Material shown:
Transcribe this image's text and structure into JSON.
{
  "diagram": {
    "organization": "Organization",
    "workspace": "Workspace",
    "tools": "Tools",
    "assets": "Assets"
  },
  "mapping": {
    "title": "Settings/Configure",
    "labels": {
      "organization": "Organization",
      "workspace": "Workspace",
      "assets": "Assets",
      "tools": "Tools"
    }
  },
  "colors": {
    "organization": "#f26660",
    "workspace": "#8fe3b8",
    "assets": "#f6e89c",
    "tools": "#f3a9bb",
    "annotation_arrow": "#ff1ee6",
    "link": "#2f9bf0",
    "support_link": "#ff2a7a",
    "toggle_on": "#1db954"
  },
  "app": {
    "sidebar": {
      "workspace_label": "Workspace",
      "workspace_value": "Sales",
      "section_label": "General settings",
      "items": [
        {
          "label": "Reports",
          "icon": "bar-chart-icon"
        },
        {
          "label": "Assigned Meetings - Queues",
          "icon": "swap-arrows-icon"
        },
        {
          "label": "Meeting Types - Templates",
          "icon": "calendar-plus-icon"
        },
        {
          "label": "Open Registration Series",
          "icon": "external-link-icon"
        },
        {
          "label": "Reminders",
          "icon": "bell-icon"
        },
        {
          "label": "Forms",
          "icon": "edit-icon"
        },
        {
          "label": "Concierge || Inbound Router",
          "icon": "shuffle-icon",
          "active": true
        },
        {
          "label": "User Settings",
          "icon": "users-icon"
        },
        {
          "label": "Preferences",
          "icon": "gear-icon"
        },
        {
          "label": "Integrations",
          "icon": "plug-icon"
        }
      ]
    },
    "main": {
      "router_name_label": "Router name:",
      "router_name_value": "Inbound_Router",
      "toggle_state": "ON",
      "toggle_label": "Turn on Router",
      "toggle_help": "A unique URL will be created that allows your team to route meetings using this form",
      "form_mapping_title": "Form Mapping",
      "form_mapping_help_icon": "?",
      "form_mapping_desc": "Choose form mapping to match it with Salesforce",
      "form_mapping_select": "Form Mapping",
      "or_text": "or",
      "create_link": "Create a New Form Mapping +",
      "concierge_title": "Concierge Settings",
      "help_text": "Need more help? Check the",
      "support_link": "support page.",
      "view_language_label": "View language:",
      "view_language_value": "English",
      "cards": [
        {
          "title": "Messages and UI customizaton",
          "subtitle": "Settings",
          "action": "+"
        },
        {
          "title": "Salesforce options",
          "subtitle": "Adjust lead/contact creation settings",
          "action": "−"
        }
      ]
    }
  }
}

What to do: Using the entries above, return each line in which the word "organization" occurs.

Exercise result:
    "organization": "Organization",
      "organization": "Organization",
    "organization": "#f26660",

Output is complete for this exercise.